Task brief ::
Write out again, word for word, the stretch of the records from their start through the line that contains "Detect and localize". Leave the pictures out of your answer.

Supplied records ::
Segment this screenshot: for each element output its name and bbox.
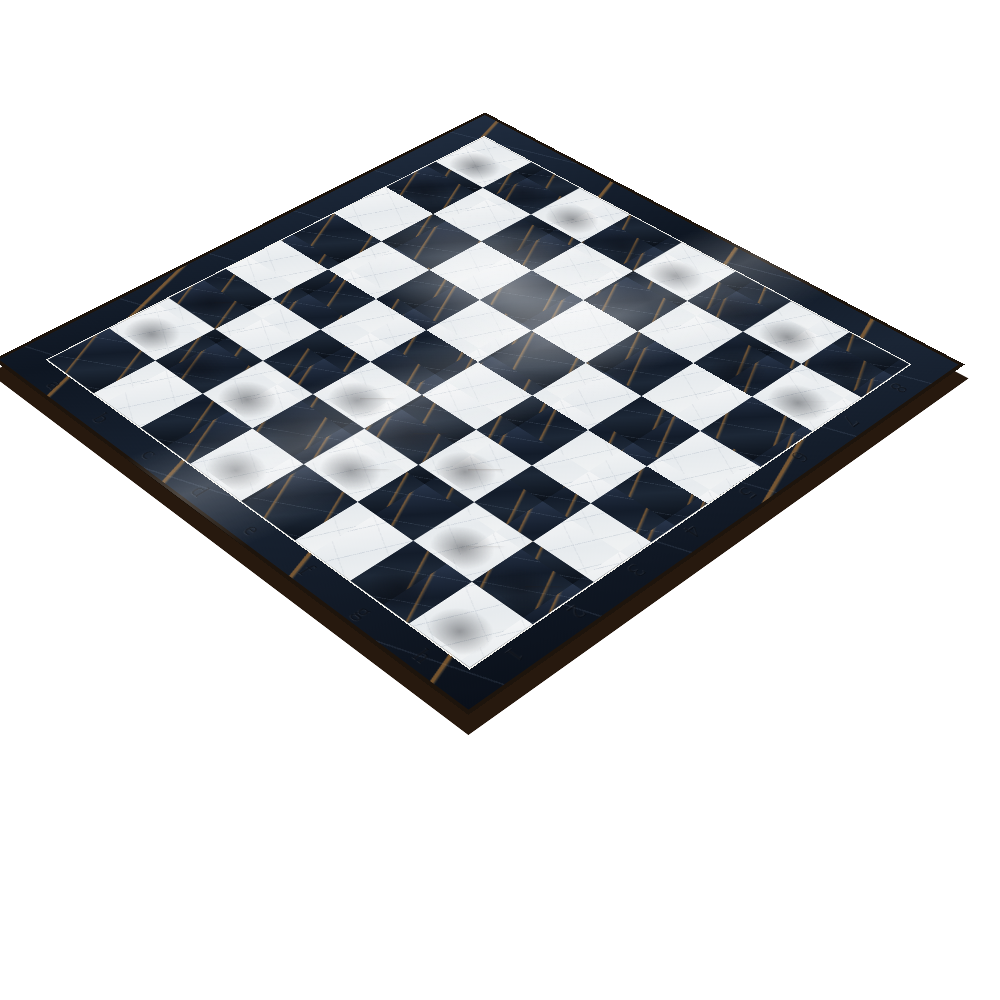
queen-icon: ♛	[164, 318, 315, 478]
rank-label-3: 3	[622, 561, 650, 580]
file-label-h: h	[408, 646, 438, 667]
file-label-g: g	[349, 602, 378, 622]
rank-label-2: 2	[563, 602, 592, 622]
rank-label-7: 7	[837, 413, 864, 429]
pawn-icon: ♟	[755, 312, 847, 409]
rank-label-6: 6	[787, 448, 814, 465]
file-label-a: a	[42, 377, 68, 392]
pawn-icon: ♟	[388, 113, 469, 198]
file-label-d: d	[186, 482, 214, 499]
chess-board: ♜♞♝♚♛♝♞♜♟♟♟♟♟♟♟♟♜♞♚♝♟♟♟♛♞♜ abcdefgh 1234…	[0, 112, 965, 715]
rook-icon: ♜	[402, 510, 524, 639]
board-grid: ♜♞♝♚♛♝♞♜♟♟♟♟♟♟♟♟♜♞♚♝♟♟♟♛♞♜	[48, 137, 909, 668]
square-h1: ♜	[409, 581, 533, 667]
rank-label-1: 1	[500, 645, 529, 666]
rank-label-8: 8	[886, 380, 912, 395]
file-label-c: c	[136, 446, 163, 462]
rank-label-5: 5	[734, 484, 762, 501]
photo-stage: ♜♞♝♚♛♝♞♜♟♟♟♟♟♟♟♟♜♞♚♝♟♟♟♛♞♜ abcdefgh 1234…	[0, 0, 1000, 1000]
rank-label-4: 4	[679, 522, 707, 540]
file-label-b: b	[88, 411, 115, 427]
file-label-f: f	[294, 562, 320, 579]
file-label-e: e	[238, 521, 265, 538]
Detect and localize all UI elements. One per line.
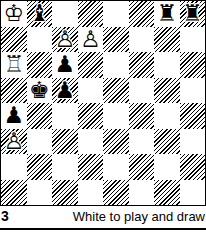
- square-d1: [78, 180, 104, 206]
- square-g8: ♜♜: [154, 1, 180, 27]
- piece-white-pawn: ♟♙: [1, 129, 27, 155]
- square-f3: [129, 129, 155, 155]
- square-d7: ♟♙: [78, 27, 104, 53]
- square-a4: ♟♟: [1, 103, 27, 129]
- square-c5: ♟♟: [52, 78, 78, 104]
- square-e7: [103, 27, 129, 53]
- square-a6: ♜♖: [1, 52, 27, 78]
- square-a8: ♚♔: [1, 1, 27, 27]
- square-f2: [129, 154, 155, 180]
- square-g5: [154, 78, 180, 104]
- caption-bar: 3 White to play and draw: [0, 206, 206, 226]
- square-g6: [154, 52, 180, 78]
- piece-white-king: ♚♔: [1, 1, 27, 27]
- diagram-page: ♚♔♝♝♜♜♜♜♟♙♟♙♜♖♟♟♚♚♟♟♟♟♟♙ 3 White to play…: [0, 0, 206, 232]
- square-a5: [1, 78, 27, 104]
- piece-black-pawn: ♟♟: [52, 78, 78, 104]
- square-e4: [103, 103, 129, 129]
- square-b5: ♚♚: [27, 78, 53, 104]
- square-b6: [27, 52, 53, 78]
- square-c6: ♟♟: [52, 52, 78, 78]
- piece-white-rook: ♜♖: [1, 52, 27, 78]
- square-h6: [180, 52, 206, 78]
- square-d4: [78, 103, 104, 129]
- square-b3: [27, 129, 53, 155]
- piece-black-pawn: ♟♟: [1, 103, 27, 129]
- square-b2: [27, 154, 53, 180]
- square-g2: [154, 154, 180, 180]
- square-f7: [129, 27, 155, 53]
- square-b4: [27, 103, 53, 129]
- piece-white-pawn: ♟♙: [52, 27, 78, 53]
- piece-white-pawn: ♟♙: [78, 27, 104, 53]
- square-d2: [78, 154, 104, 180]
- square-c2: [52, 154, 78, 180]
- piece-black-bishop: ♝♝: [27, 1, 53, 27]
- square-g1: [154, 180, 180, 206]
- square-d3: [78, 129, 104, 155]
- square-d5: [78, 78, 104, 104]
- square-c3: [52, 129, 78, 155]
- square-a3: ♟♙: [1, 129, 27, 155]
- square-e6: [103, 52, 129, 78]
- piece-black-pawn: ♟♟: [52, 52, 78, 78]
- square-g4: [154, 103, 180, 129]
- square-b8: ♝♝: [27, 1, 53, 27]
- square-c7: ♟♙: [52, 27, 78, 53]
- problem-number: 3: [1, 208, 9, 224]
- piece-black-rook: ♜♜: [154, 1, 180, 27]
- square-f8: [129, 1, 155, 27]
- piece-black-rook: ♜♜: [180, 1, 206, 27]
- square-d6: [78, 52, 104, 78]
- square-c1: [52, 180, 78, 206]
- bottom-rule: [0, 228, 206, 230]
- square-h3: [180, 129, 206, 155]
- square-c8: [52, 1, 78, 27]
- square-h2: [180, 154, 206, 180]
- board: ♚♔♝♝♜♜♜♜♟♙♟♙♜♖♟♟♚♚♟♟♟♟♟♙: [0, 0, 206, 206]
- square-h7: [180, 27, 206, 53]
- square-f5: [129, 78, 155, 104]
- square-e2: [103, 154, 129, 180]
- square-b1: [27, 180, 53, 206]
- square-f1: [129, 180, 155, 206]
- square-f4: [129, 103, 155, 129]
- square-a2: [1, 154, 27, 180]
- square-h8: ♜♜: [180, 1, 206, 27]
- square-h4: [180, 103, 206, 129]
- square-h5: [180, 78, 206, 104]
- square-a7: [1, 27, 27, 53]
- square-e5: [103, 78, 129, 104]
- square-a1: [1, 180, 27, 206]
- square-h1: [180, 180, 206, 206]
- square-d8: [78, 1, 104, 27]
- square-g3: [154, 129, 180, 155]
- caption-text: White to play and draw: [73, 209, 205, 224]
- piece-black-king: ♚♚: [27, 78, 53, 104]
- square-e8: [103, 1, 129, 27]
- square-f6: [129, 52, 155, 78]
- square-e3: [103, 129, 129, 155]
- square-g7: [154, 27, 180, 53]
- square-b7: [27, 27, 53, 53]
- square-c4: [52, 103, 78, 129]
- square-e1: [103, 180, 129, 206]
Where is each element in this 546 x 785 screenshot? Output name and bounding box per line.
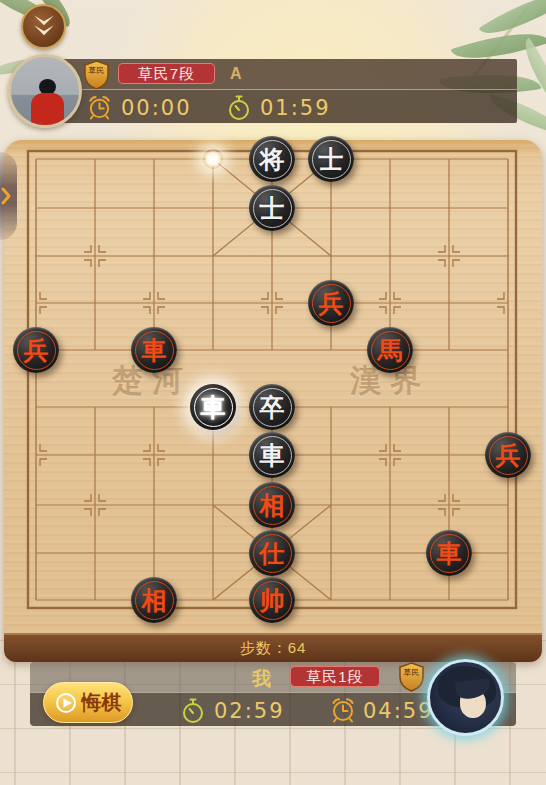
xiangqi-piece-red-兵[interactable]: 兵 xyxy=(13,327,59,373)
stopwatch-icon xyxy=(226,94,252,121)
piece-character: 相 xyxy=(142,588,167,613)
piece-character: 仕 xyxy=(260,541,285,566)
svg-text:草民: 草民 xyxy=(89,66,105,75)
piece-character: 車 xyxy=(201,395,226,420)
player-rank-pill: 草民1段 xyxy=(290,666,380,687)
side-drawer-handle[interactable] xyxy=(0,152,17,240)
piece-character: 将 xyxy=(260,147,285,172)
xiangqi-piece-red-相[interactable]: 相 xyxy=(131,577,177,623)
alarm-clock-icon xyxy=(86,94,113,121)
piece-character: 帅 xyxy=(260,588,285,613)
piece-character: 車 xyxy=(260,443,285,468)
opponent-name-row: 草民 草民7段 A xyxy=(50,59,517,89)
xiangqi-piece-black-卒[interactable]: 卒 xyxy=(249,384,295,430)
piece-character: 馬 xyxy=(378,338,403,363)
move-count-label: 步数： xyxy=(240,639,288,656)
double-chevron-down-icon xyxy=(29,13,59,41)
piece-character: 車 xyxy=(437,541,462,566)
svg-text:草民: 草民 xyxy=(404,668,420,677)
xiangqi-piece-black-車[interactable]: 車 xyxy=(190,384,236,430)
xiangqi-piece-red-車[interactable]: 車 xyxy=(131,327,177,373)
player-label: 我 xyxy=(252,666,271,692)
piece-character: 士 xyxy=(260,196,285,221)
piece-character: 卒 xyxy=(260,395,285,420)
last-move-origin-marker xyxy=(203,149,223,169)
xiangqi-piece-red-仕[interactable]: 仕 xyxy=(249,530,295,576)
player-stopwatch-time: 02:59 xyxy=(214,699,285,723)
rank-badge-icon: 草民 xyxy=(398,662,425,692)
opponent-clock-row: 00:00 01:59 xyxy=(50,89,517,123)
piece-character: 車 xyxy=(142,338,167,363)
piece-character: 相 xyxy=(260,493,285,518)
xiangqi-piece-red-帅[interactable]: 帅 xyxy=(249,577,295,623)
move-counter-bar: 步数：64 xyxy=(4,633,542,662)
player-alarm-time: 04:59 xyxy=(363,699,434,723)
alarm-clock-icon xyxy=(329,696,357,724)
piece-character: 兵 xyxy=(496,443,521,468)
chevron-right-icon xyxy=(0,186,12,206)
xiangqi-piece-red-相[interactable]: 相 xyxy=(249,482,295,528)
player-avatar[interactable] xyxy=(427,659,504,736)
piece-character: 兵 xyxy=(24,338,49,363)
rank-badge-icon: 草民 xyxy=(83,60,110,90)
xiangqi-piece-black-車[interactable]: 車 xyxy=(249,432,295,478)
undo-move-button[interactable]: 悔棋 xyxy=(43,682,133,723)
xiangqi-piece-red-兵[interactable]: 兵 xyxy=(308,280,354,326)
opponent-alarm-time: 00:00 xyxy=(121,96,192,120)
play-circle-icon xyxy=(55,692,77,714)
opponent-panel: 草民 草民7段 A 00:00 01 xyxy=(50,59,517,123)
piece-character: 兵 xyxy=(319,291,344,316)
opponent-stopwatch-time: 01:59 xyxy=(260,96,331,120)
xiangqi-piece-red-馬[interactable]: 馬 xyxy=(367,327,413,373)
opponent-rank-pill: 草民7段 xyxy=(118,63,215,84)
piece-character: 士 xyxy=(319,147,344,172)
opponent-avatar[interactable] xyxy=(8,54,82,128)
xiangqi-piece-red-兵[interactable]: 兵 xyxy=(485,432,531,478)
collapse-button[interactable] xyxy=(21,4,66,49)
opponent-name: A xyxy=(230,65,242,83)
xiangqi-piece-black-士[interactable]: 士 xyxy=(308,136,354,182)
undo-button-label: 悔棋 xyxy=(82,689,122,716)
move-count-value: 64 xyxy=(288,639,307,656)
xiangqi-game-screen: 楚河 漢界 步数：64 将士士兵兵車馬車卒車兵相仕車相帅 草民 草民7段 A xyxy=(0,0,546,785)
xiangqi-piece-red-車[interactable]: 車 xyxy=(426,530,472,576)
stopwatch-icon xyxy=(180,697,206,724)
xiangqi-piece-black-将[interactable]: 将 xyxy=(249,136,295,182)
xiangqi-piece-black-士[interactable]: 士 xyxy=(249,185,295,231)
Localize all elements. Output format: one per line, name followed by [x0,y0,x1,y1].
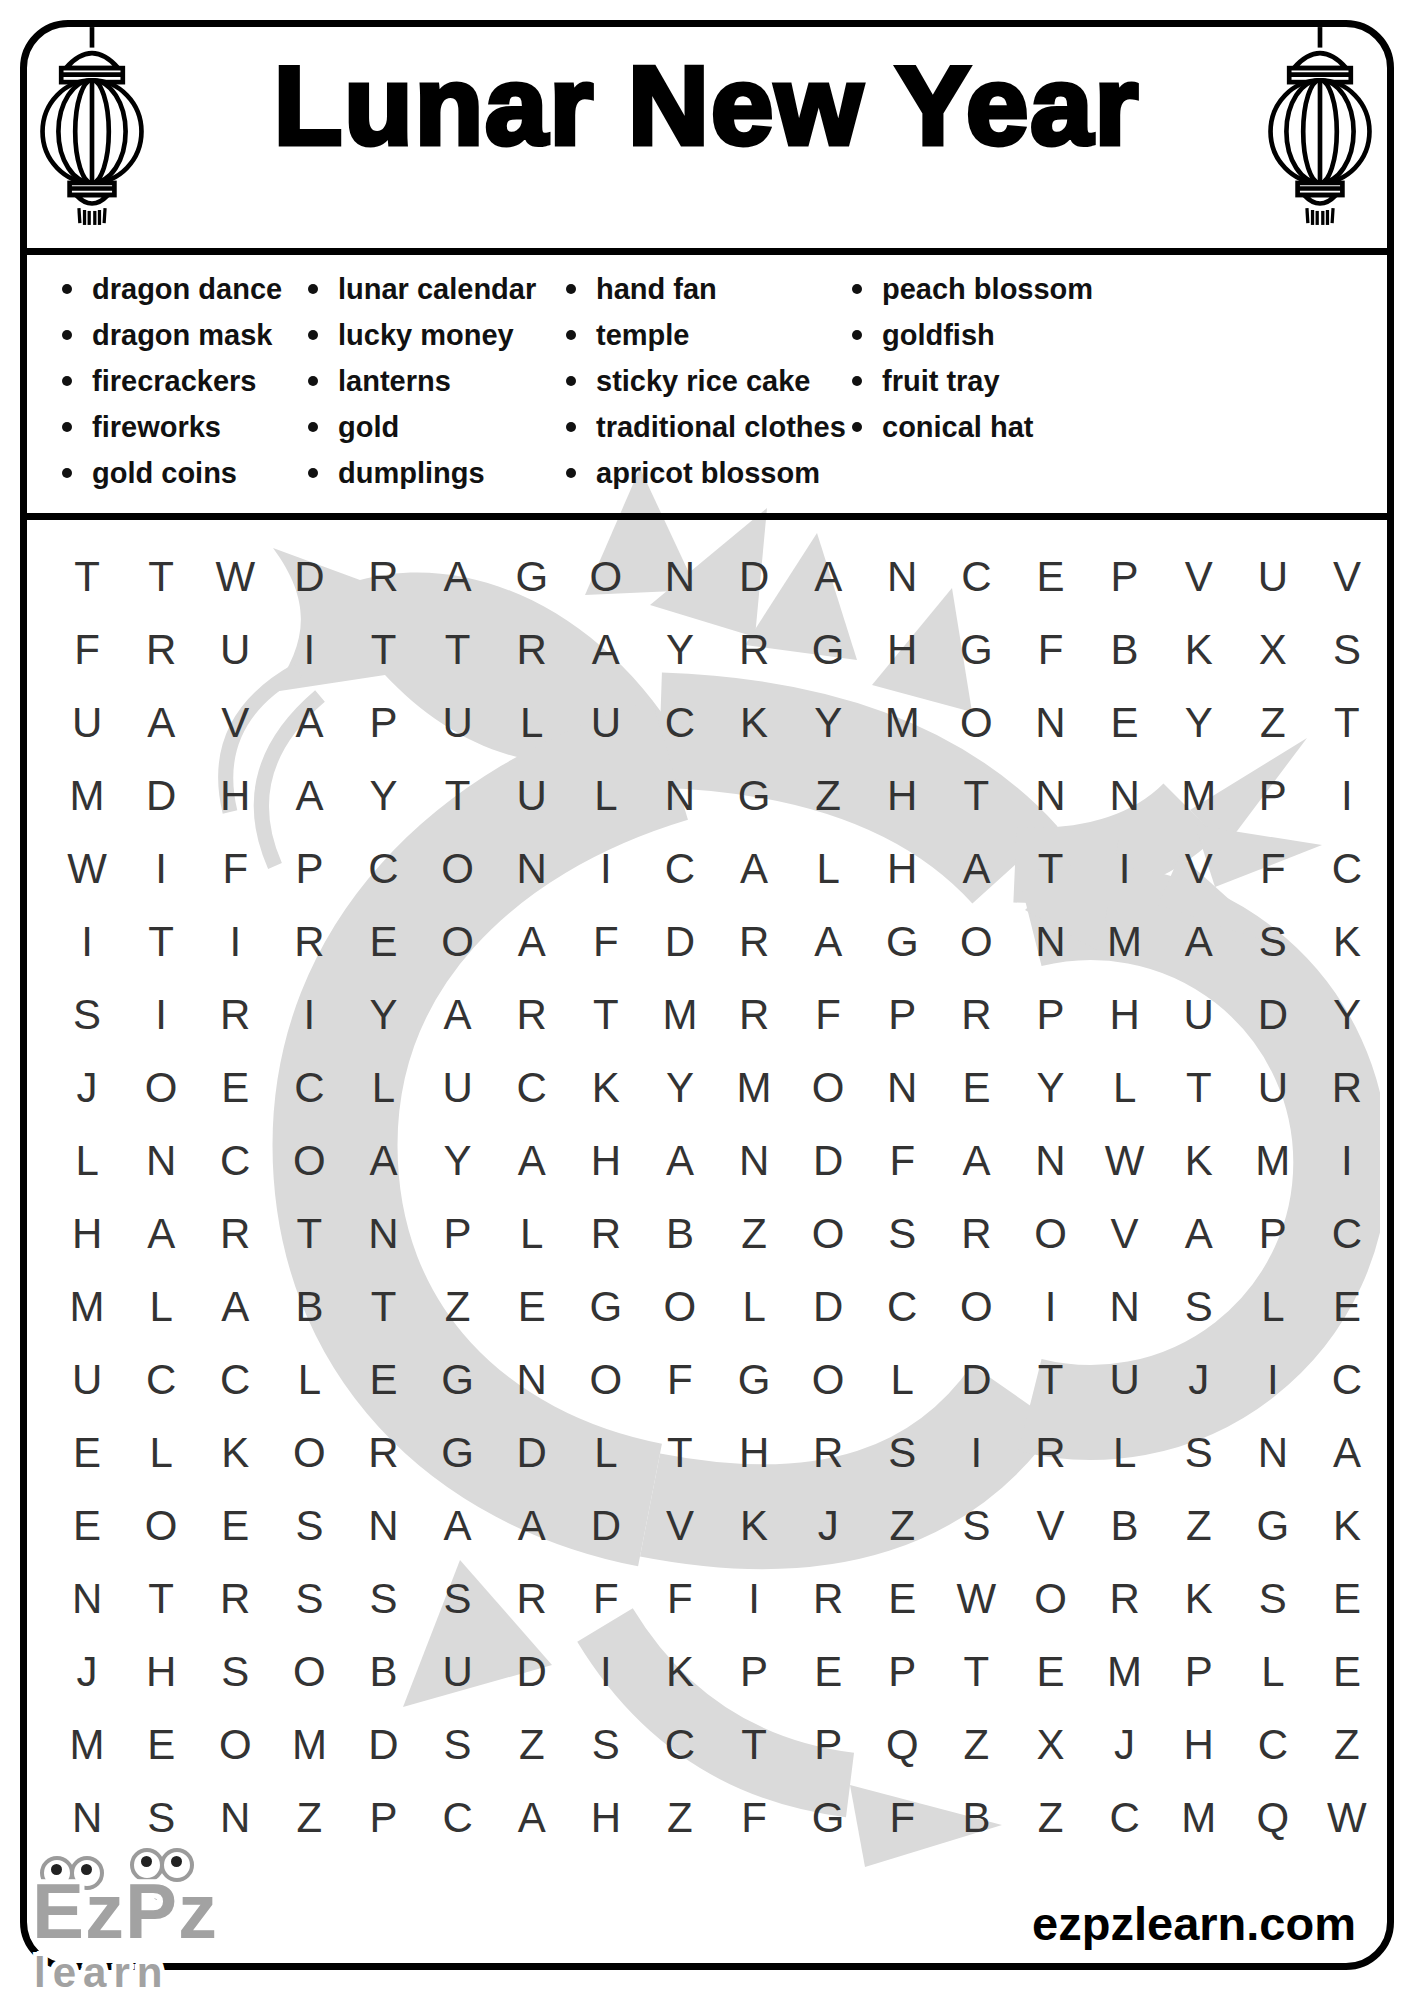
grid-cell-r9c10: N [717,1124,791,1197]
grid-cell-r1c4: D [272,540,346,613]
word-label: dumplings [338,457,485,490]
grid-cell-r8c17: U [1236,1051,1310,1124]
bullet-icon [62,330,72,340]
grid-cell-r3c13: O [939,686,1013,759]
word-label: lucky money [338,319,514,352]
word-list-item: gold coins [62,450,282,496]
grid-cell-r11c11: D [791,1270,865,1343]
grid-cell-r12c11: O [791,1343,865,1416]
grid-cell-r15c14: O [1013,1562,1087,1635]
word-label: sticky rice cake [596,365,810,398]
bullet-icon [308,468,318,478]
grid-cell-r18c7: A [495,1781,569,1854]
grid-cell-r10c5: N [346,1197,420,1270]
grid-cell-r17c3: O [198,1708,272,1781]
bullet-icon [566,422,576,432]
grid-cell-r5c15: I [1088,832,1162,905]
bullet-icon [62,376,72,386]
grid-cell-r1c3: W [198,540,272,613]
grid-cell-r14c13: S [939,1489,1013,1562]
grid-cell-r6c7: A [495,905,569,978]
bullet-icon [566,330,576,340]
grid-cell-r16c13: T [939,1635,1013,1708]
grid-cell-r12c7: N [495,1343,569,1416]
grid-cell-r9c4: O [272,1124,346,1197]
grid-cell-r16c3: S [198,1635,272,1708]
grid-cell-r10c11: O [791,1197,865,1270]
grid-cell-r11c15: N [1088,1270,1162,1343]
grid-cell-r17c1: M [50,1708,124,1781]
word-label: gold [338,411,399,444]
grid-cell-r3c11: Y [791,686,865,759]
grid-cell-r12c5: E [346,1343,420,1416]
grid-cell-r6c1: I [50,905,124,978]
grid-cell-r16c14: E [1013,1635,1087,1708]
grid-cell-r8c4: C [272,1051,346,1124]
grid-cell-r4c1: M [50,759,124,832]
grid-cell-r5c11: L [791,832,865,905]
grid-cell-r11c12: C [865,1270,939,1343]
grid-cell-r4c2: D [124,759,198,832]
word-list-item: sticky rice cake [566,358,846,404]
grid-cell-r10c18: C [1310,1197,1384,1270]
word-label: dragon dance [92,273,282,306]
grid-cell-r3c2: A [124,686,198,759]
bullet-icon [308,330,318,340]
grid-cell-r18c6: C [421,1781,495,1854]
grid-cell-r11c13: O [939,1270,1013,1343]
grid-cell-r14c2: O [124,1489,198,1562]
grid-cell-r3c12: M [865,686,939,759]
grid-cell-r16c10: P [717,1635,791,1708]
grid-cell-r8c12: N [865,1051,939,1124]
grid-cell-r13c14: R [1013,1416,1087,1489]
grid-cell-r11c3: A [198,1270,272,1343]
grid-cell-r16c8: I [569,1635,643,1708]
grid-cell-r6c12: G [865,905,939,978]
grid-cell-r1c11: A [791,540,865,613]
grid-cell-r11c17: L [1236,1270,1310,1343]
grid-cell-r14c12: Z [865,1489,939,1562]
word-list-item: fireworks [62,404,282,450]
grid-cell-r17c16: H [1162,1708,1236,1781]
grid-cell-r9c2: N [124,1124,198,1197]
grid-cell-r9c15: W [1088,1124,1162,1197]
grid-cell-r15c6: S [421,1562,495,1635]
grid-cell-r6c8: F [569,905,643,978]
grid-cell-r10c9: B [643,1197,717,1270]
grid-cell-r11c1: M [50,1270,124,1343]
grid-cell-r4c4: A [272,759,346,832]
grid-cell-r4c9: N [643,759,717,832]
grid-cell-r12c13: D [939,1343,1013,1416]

Exercise output ::
Segment this screenshot: for each element output its name and bbox.
queen-icon: ♛	[164, 318, 315, 478]
rank-label-3: 3	[622, 561, 650, 580]
file-label-h: h	[408, 646, 438, 667]
file-label-g: g	[349, 602, 378, 622]
rank-label-2: 2	[563, 602, 592, 622]
rank-label-7: 7	[837, 413, 864, 429]
pawn-icon: ♟	[755, 312, 847, 409]
rank-label-6: 6	[787, 448, 814, 465]
file-label-a: a	[42, 377, 68, 392]
pawn-icon: ♟	[388, 113, 469, 198]
file-label-d: d	[186, 482, 214, 499]
chess-board: ♜♞♝♚♛♝♞♜♟♟♟♟♟♟♟♟♜♞♚♝♟♟♟♛♞♜ abcdefgh 1234…	[0, 112, 965, 715]
rook-icon: ♜	[402, 510, 524, 639]
board-grid: ♜♞♝♚♛♝♞♜♟♟♟♟♟♟♟♟♜♞♚♝♟♟♟♛♞♜	[48, 137, 909, 668]
square-h1: ♜	[409, 581, 533, 667]
rank-label-1: 1	[500, 645, 529, 666]
rank-label-8: 8	[886, 380, 912, 395]
file-label-c: c	[136, 446, 163, 462]
rank-label-5: 5	[734, 484, 762, 501]
photo-stage: ♜♞♝♚♛♝♞♜♟♟♟♟♟♟♟♟♜♞♚♝♟♟♟♛♞♜ abcdefgh 1234…	[0, 0, 1000, 1000]
rank-label-4: 4	[679, 522, 707, 540]
file-label-b: b	[88, 411, 115, 427]
file-label-f: f	[294, 562, 320, 579]
file-label-e: e	[238, 521, 265, 538]
Detect and localize all UI elements. One per line.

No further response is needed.